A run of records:
# # # #
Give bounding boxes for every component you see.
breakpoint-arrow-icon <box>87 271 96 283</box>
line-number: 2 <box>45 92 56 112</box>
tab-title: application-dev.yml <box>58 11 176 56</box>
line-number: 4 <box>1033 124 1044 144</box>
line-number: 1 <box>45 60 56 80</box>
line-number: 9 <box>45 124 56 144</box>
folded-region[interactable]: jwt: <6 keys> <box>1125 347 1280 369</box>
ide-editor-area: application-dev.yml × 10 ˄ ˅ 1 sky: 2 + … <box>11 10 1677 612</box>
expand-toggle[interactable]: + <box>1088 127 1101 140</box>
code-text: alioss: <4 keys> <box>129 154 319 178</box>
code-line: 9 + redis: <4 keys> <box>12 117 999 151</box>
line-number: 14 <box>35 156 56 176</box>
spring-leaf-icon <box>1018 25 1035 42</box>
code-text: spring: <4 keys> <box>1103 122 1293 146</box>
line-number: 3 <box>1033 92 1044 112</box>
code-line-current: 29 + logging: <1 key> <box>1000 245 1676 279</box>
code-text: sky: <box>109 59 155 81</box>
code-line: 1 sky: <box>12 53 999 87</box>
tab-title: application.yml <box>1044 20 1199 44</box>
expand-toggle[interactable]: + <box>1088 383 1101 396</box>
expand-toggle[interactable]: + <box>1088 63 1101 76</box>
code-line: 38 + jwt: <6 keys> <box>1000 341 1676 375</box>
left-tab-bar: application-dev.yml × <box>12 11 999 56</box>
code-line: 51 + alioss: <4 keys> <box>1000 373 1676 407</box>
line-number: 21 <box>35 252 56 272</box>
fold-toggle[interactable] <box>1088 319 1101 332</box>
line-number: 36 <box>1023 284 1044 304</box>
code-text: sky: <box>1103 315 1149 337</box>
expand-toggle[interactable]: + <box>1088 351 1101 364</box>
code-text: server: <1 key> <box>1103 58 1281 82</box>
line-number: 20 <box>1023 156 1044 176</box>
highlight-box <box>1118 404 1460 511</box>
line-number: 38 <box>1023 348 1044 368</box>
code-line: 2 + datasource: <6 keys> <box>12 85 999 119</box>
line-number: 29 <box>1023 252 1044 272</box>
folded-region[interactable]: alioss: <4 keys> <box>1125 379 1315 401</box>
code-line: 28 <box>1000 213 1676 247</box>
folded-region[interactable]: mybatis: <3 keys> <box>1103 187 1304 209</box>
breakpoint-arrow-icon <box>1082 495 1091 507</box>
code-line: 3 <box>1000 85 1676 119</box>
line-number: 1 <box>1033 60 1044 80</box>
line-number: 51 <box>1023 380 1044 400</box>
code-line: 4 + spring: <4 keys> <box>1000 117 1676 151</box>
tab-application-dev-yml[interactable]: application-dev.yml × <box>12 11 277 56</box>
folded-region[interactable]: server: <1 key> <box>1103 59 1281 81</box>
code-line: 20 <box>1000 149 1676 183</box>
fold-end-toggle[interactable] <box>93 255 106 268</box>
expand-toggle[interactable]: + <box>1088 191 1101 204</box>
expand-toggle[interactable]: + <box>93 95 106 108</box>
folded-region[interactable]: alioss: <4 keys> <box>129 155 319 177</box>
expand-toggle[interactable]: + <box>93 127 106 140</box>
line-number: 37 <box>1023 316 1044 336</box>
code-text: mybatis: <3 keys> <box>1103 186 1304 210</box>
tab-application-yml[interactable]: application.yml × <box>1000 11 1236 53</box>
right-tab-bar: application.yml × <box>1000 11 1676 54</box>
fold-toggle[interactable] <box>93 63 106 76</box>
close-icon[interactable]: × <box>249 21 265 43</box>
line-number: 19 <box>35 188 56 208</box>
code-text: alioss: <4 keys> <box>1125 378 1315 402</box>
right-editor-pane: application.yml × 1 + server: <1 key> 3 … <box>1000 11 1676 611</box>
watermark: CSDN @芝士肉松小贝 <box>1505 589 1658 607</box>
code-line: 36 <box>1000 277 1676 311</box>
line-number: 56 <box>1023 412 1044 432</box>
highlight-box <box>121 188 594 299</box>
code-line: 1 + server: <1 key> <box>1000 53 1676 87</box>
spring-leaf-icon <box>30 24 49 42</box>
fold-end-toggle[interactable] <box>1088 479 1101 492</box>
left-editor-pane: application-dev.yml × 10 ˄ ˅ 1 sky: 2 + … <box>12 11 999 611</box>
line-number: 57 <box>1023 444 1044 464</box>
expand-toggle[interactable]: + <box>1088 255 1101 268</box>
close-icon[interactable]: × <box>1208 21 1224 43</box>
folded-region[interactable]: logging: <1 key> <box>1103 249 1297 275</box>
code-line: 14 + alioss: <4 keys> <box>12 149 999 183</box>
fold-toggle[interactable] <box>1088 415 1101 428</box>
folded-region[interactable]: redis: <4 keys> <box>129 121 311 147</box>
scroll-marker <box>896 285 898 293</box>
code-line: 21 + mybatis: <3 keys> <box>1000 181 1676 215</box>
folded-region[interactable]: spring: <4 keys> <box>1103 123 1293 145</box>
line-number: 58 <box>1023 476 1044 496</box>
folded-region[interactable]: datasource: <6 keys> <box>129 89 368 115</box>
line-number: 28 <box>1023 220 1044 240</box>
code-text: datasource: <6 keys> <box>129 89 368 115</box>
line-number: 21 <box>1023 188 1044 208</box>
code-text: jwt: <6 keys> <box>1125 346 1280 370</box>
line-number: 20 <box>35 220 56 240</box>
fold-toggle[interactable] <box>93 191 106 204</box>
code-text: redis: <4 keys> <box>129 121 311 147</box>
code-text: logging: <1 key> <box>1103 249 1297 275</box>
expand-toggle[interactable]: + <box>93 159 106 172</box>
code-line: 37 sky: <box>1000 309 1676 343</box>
# # # #
Write out every line of the records above, copying each one character for character.

Give bounding boxes for every component you see.
breakpoint-arrow-icon <box>87 271 96 283</box>
line-number: 2 <box>45 92 56 112</box>
tab-title: application-dev.yml <box>58 11 176 56</box>
line-number: 4 <box>1033 124 1044 144</box>
line-number: 1 <box>45 60 56 80</box>
line-number: 9 <box>45 124 56 144</box>
folded-region[interactable]: jwt: <6 keys> <box>1125 347 1280 369</box>
ide-editor-area: application-dev.yml × 10 ˄ ˅ 1 sky: 2 + … <box>11 10 1677 612</box>
expand-toggle[interactable]: + <box>1088 127 1101 140</box>
code-text: alioss: <4 keys> <box>129 154 319 178</box>
code-line: 9 + redis: <4 keys> <box>12 117 999 151</box>
line-number: 14 <box>35 156 56 176</box>
spring-leaf-icon <box>1018 25 1035 42</box>
code-text: spring: <4 keys> <box>1103 122 1293 146</box>
line-number: 3 <box>1033 92 1044 112</box>
code-line-current: 29 + logging: <1 key> <box>1000 245 1676 279</box>
code-text: sky: <box>109 59 155 81</box>
code-line: 1 sky: <box>12 53 999 87</box>
tab-title: application.yml <box>1044 20 1199 44</box>
expand-toggle[interactable]: + <box>1088 383 1101 396</box>
expand-toggle[interactable]: + <box>1088 63 1101 76</box>
code-line: 38 + jwt: <6 keys> <box>1000 341 1676 375</box>
left-tab-bar: application-dev.yml × <box>12 11 999 56</box>
code-line: 51 + alioss: <4 keys> <box>1000 373 1676 407</box>
line-number: 21 <box>35 252 56 272</box>
fold-toggle[interactable] <box>1088 319 1101 332</box>
line-number: 36 <box>1023 284 1044 304</box>
code-text: sky: <box>1103 315 1149 337</box>
expand-toggle[interactable]: + <box>1088 351 1101 364</box>
code-text: server: <1 key> <box>1103 58 1281 82</box>
line-number: 20 <box>1023 156 1044 176</box>
highlight-box <box>1118 404 1460 511</box>
line-number: 38 <box>1023 348 1044 368</box>
code-line: 2 + datasource: <6 keys> <box>12 85 999 119</box>
line-number: 29 <box>1023 252 1044 272</box>
folded-region[interactable]: alioss: <4 keys> <box>1125 379 1315 401</box>
code-line: 28 <box>1000 213 1676 247</box>
folded-region[interactable]: mybatis: <3 keys> <box>1103 187 1304 209</box>
breakpoint-arrow-icon <box>1082 495 1091 507</box>
code-line: 3 <box>1000 85 1676 119</box>
line-number: 1 <box>1033 60 1044 80</box>
line-number: 51 <box>1023 380 1044 400</box>
code-line: 4 + spring: <4 keys> <box>1000 117 1676 151</box>
tab-application-dev-yml[interactable]: application-dev.yml × <box>12 11 277 56</box>
folded-region[interactable]: server: <1 key> <box>1103 59 1281 81</box>
code-line: 20 <box>1000 149 1676 183</box>
fold-end-toggle[interactable] <box>93 255 106 268</box>
expand-toggle[interactable]: + <box>1088 191 1101 204</box>
expand-toggle[interactable]: + <box>93 95 106 108</box>
folded-region[interactable]: alioss: <4 keys> <box>129 155 319 177</box>
expand-toggle[interactable]: + <box>93 127 106 140</box>
line-number: 37 <box>1023 316 1044 336</box>
code-text: mybatis: <3 keys> <box>1103 186 1304 210</box>
tab-application-yml[interactable]: application.yml × <box>1000 11 1236 53</box>
right-tab-bar: application.yml × <box>1000 11 1676 54</box>
fold-toggle[interactable] <box>93 63 106 76</box>
close-icon[interactable]: × <box>249 21 265 43</box>
line-number: 19 <box>35 188 56 208</box>
code-text: alioss: <4 keys> <box>1125 378 1315 402</box>
right-editor-pane: application.yml × 1 + server: <1 key> 3 … <box>1000 11 1676 611</box>
watermark: CSDN @芝士肉松小贝 <box>1505 589 1658 607</box>
code-line: 36 <box>1000 277 1676 311</box>
line-number: 56 <box>1023 412 1044 432</box>
highlight-box <box>121 188 594 299</box>
code-line: 1 + server: <1 key> <box>1000 53 1676 87</box>
spring-leaf-icon <box>30 24 49 42</box>
fold-end-toggle[interactable] <box>1088 479 1101 492</box>
left-editor-pane: application-dev.yml × 10 ˄ ˅ 1 sky: 2 + … <box>12 11 999 611</box>
line-number: 57 <box>1023 444 1044 464</box>
expand-toggle[interactable]: + <box>1088 255 1101 268</box>
close-icon[interactable]: × <box>1208 21 1224 43</box>
folded-region[interactable]: logging: <1 key> <box>1103 249 1297 275</box>
code-line: 14 + alioss: <4 keys> <box>12 149 999 183</box>
fold-toggle[interactable] <box>1088 415 1101 428</box>
folded-region[interactable]: redis: <4 keys> <box>129 121 311 147</box>
scroll-marker <box>896 285 898 293</box>
code-line: 21 + mybatis: <3 keys> <box>1000 181 1676 215</box>
folded-region[interactable]: spring: <4 keys> <box>1103 123 1293 145</box>
line-number: 58 <box>1023 476 1044 496</box>
folded-region[interactable]: datasource: <6 keys> <box>129 89 368 115</box>
line-number: 28 <box>1023 220 1044 240</box>
code-text: datasource: <6 keys> <box>129 89 368 115</box>
line-number: 21 <box>1023 188 1044 208</box>
code-text: jwt: <6 keys> <box>1125 346 1280 370</box>
line-number: 20 <box>35 220 56 240</box>
fold-toggle[interactable] <box>93 191 106 204</box>
code-text: redis: <4 keys> <box>129 121 311 147</box>
code-text: logging: <1 key> <box>1103 249 1297 275</box>
expand-toggle[interactable]: + <box>93 159 106 172</box>
code-line: 37 sky: <box>1000 309 1676 343</box>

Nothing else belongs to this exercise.